**DIRECTIONS**
1. Translate this sentence from the text on cloud computing costs into Spanish: "The seemingly innocuous decision can have a huge impact."
2. Sum up the text on cloud computing costs in two sentences.

The future of computing is undoubtedly distributed, but is saddled with the prospect of diminishing returns. So much effort is spent on boosting our compute resources with comparatively little spent on understanding how best to allocate them. Continuing down this path will leave our computing grid dominated by this ever-growing inefficiency.

The Business Imperative

As cloud adoption rises, these inefficiencies have landed squarely onto corporate balance sheets as a recurring operating expense. Not a small one either. According to a report by Andreessen Horowitz, over $100 Billion is spent each year on cloud services and growing, over 50% of which (we believe) is wasted. The top 30 data infrastructure startups have raised over $8 billion of venture capital in the last 5 years at an aggregate value of $35 billion, per Pitchbook. In addition, the engineering cost of delayed development time and lack of skilled talent further contribute to wasted resources not spent on driving revenue for businesses. While the cloud unleashed a torrent of software innovation, businesses large and small are struggling mightily to find this waste and control their ballooning bills.

The rise of enterprise cloud spending is skyrocketing, with no slowdown in sight

This collision between development speed and the complexity of infrastructure has created a fundamental conundrum in the industry:

How does an engineer launch jobs on the cloud

both easily and efficiently?

Sync Computing is tackling this problem head on. How? Here are a few key pillars:

Step 1) Scale to the cloud based ONLY on the things you care about: cost and time

One of the biggest gaps in today’s cloud computing environment is a simple mechanism to choose computers for a given workload based on metrics which matter to end users. AWS alone offers a continuously evolving menu of around 400 different machines with hundreds of settings and fluctuating prices, and few customers have the time and resources to identify which ones are best for their workload. With unlimited resources available at our fingertips, the most common question asked by customers remains: “Which do I choose?” The seemingly innocuous decision can have a huge impact. The exact same workload run on the wrong computer can run up to 5x slower, cost 5x more, or in some cases crash entirely.

**RECORD SET**
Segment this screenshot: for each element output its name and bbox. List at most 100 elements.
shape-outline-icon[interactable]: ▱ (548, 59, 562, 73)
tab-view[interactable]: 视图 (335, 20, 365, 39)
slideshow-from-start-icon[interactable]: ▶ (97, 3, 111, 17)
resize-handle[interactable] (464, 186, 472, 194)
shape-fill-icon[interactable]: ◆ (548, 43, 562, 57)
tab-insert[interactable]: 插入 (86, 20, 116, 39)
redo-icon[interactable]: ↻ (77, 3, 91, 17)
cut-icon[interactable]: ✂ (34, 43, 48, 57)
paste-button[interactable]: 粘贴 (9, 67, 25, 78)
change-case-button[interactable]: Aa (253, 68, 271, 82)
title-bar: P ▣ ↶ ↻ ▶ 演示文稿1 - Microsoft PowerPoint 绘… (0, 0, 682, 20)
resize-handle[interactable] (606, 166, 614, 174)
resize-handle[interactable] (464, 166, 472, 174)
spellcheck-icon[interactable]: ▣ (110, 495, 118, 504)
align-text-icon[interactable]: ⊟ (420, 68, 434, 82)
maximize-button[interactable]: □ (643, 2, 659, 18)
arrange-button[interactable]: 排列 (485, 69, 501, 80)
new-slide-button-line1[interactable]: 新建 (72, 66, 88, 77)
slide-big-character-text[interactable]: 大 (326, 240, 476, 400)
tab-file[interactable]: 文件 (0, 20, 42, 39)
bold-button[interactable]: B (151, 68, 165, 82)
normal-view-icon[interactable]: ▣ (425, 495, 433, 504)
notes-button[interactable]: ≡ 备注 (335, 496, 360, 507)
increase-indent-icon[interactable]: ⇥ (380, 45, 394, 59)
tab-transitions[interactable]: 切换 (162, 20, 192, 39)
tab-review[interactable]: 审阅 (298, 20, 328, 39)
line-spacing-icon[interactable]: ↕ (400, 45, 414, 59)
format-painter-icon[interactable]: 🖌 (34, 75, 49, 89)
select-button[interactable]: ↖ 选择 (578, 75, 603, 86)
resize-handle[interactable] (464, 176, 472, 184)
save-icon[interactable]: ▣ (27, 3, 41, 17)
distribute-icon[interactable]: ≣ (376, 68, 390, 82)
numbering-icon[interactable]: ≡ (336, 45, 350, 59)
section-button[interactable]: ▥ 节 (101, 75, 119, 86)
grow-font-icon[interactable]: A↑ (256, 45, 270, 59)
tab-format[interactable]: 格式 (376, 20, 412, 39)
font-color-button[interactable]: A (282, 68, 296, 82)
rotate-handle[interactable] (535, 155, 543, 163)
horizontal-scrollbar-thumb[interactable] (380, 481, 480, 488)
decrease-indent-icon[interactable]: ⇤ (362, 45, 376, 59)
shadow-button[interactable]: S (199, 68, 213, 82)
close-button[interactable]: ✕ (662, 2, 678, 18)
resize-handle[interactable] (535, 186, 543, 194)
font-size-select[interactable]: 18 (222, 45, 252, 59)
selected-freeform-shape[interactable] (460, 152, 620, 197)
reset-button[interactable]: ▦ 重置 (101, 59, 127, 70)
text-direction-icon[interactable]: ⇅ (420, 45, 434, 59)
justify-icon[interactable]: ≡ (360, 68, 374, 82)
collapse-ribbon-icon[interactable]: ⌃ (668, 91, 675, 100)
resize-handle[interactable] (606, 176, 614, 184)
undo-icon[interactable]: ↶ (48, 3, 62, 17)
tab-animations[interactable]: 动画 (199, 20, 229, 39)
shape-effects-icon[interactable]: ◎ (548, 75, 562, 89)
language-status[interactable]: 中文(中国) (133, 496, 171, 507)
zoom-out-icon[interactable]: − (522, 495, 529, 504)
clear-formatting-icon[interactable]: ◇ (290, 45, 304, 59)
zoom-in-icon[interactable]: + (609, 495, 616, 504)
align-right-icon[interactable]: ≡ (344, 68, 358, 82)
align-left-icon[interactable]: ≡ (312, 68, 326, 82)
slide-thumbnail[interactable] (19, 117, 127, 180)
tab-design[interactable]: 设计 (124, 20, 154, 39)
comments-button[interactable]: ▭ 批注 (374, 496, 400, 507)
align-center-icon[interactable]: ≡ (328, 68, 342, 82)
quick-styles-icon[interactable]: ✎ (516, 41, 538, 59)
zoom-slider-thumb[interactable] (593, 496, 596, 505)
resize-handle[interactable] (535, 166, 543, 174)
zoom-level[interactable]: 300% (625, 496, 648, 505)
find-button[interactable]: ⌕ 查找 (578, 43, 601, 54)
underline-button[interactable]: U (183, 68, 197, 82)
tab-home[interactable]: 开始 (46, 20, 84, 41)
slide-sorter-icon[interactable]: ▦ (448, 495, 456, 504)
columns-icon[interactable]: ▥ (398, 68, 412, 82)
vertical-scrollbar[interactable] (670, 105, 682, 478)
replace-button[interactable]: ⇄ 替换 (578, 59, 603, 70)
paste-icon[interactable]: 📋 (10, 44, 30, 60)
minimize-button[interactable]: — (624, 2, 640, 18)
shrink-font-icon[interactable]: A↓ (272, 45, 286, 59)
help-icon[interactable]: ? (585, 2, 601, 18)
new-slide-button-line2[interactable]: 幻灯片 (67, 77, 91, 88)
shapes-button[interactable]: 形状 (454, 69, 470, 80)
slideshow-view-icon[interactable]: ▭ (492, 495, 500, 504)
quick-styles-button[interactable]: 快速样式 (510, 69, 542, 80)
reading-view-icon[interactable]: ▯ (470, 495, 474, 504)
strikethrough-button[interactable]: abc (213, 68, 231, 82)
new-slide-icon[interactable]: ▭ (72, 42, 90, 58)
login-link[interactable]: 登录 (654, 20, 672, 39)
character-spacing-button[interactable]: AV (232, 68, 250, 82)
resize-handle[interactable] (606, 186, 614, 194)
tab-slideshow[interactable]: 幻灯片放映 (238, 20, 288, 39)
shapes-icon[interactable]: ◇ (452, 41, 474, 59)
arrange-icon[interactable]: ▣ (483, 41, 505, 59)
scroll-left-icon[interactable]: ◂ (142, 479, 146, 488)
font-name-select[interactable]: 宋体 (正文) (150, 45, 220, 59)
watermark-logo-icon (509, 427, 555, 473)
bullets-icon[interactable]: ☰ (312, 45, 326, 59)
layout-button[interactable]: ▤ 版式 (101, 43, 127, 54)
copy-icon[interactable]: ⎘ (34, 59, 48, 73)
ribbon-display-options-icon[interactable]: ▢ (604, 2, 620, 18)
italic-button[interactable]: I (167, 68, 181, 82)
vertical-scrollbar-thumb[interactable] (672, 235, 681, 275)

**ANSWER LIST**
1. Esta decisión, en apariencia inofensiva, puede tener un impacto enorme.

2. Much more effort goes into adding compute resources than into deciding how best to use them, and businesses now spend over $100 billion a year on cloud services, more than half of which the text believes is wasted. Sync Computing is taking on this problem by letting engineers choose cloud machines based only on cost and time, since picking the wrong one of the roughly 400 AWS options can make the same workload run up to 5x slower, cost 5x more, or crash entirely.